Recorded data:
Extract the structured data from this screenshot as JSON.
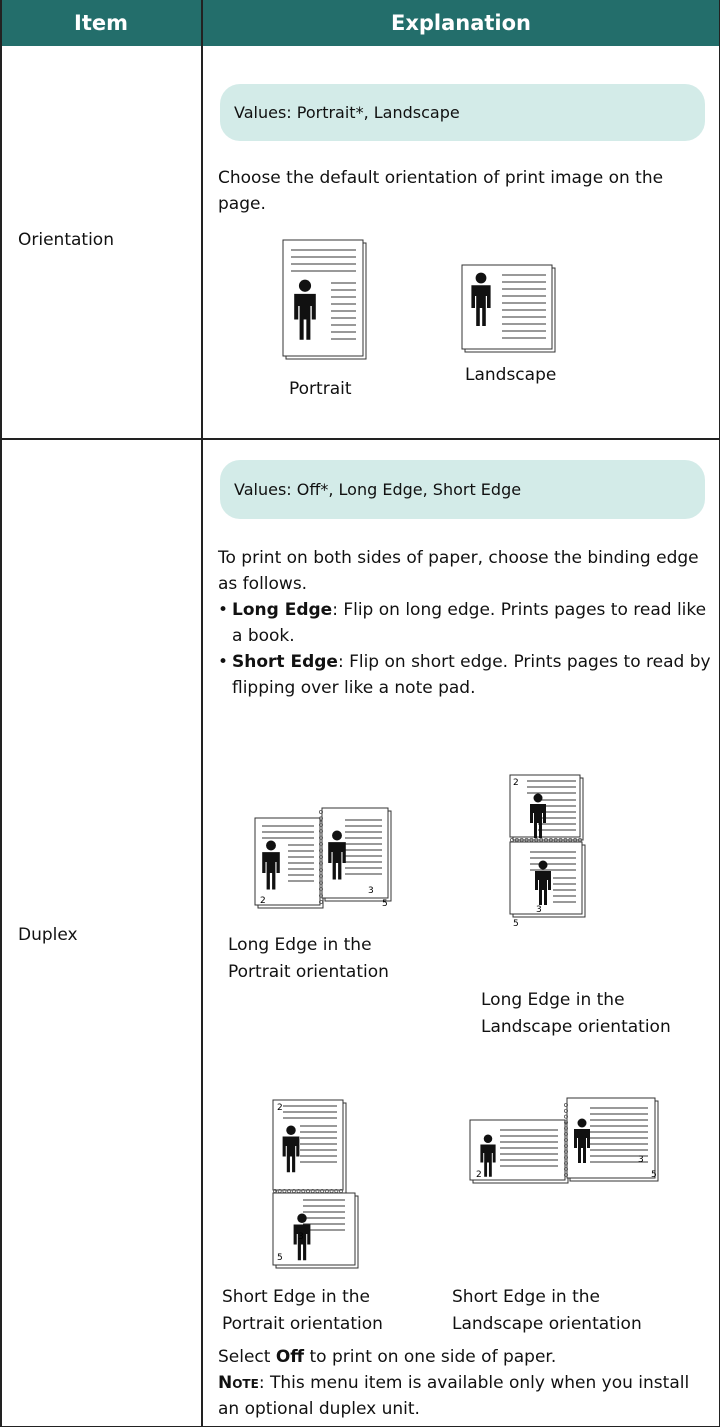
{
  "header": {
    "item": "Item",
    "explanation": "Explanation"
  },
  "rows": [
    {
      "item": "Orientation",
      "values": "Values: Portrait*, Landscape",
      "description": "Choose the default orientation of print image on the page.",
      "figures": [
        {
          "caption": [
            "Portrait"
          ]
        },
        {
          "caption": [
            "Landscape"
          ]
        }
      ]
    },
    {
      "item": "Duplex",
      "values": "Values: Off*, Long Edge, Short Edge",
      "description": "To print on both sides of paper, choose the binding edge as follows.",
      "bullets": [
        {
          "term": "Long Edge",
          "text": ": Flip on long edge. Prints pages to read like a book."
        },
        {
          "term": "Short Edge",
          "text": ": Flip on short edge. Prints pages to read by flipping over like a note pad."
        }
      ],
      "figures": [
        {
          "caption": [
            "Long Edge in the",
            "Portrait orientation"
          ],
          "page_numbers": [
            "2",
            "3",
            "5"
          ]
        },
        {
          "caption": [
            "Long Edge in the",
            "Landscape orientation"
          ],
          "page_numbers": [
            "2",
            "3",
            "5"
          ]
        },
        {
          "caption": [
            "Short Edge in the",
            "Portrait orientation"
          ],
          "page_numbers": [
            "2",
            "3",
            "5"
          ]
        },
        {
          "caption": [
            "Short Edge in the",
            "Landscape orientation"
          ],
          "page_numbers": [
            "2",
            "3",
            "5"
          ]
        }
      ],
      "footer": {
        "before": "Select ",
        "bold": "Off",
        "after": " to print on one side of paper.",
        "note_label": "Note",
        "note_text": ": This menu item is available only when you install an optional duplex unit."
      }
    }
  ]
}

TASK STATEMENT: Look through the entries above. Extract each line with the word "Flip".

EXERCISE OUTPUT:
          "text": ": Flip on long edge. Prints pages to read like a book."
          "text": ": Flip on short edge. Prints pages to read by flipping over like a note pad."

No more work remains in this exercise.